* Aim of the exercise
Quote the listing below in full and exactly as written, but omit every picture.

* Supplied data
* Start *
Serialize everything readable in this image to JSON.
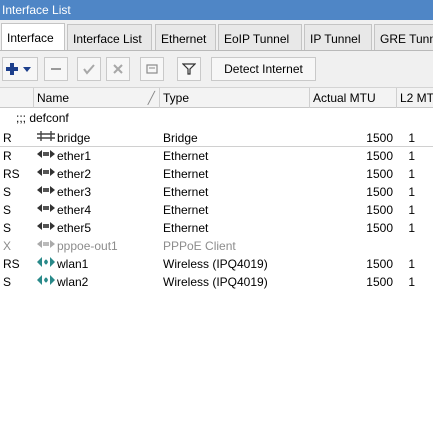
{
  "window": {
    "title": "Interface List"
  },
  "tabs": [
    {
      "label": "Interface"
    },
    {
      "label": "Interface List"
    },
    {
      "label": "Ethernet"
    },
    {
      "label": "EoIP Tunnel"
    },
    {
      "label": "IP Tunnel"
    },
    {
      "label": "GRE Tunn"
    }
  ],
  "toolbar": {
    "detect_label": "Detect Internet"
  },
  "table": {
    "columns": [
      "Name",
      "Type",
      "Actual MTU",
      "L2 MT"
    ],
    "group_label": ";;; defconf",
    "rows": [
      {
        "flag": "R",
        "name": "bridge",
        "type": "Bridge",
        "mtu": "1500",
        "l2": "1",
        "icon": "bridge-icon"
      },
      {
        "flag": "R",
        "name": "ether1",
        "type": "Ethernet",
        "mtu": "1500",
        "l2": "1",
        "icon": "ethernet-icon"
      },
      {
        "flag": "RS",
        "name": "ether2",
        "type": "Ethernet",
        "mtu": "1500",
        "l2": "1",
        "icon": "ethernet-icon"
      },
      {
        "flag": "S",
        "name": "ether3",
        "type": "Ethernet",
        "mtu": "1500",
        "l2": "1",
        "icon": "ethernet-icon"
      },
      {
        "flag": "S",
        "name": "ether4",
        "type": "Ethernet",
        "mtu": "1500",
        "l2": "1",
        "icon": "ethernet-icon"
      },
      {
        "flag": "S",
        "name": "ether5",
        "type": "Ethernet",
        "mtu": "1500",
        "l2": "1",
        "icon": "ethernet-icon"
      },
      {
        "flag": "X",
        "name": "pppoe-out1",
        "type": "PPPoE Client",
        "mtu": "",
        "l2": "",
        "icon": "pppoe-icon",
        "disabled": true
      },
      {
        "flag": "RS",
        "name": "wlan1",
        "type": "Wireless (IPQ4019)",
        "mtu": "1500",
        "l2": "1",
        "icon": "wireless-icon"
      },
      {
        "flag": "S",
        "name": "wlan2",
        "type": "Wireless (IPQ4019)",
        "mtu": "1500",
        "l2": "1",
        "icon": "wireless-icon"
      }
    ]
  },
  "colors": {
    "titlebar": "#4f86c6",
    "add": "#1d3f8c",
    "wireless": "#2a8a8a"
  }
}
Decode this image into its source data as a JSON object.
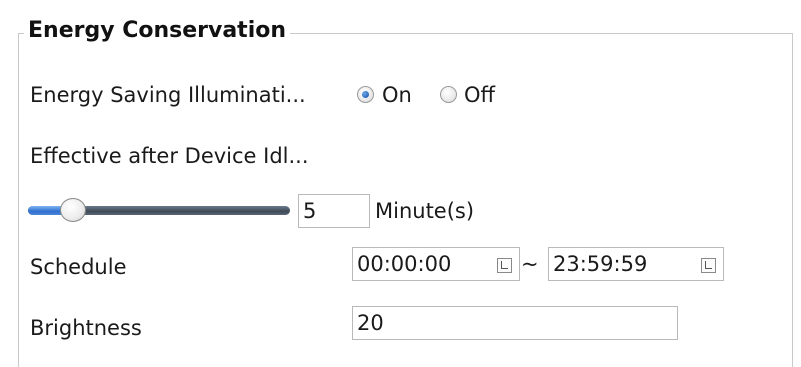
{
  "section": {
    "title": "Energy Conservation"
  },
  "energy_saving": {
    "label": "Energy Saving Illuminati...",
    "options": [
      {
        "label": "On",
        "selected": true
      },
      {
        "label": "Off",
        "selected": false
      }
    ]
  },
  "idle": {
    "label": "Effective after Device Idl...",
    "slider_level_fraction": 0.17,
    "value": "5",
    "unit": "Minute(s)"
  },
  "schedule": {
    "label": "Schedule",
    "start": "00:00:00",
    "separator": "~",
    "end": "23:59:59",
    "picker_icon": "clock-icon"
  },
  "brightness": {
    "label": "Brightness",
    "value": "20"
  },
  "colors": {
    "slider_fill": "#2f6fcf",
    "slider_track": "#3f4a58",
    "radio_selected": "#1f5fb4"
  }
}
* End *
* The answer
Serialize everything readable in this image to JSON.
{
  "window": {
    "title": "Interface List"
  },
  "tabs": [
    {
      "label": "Interface"
    },
    {
      "label": "Interface List"
    },
    {
      "label": "Ethernet"
    },
    {
      "label": "EoIP Tunnel"
    },
    {
      "label": "IP Tunnel"
    },
    {
      "label": "GRE Tunn"
    }
  ],
  "toolbar": {
    "detect_label": "Detect Internet"
  },
  "table": {
    "columns": [
      "Name",
      "Type",
      "Actual MTU",
      "L2 MT"
    ],
    "group_label": ";;; defconf",
    "rows": [
      {
        "flag": "R",
        "name": "bridge",
        "type": "Bridge",
        "mtu": "1500",
        "l2": "1",
        "icon": "bridge-icon"
      },
      {
        "flag": "R",
        "name": "ether1",
        "type": "Ethernet",
        "mtu": "1500",
        "l2": "1",
        "icon": "ethernet-icon"
      },
      {
        "flag": "RS",
        "name": "ether2",
        "type": "Ethernet",
        "mtu": "1500",
        "l2": "1",
        "icon": "ethernet-icon"
      },
      {
        "flag": "S",
        "name": "ether3",
        "type": "Ethernet",
        "mtu": "1500",
        "l2": "1",
        "icon": "ethernet-icon"
      },
      {
        "flag": "S",
        "name": "ether4",
        "type": "Ethernet",
        "mtu": "1500",
        "l2": "1",
        "icon": "ethernet-icon"
      },
      {
        "flag": "S",
        "name": "ether5",
        "type": "Ethernet",
        "mtu": "1500",
        "l2": "1",
        "icon": "ethernet-icon"
      },
      {
        "flag": "X",
        "name": "pppoe-out1",
        "type": "PPPoE Client",
        "mtu": "",
        "l2": "",
        "icon": "pppoe-icon",
        "disabled": true
      },
      {
        "flag": "RS",
        "name": "wlan1",
        "type": "Wireless (IPQ4019)",
        "mtu": "1500",
        "l2": "1",
        "icon": "wireless-icon"
      },
      {
        "flag": "S",
        "name": "wlan2",
        "type": "Wireless (IPQ4019)",
        "mtu": "1500",
        "l2": "1",
        "icon": "wireless-icon"
      }
    ]
  },
  "colors": {
    "titlebar": "#4f86c6",
    "add": "#1d3f8c",
    "wireless": "#2a8a8a"
  }
}
Decode this image into its source data as a JSON object.
{
  "section": {
    "title": "Energy Conservation"
  },
  "energy_saving": {
    "label": "Energy Saving Illuminati...",
    "options": [
      {
        "label": "On",
        "selected": true
      },
      {
        "label": "Off",
        "selected": false
      }
    ]
  },
  "idle": {
    "label": "Effective after Device Idl...",
    "slider_level_fraction": 0.17,
    "value": "5",
    "unit": "Minute(s)"
  },
  "schedule": {
    "label": "Schedule",
    "start": "00:00:00",
    "separator": "~",
    "end": "23:59:59",
    "picker_icon": "clock-icon"
  },
  "brightness": {
    "label": "Brightness",
    "value": "20"
  },
  "colors": {
    "slider_fill": "#2f6fcf",
    "slider_track": "#3f4a58",
    "radio_selected": "#1f5fb4"
  }
}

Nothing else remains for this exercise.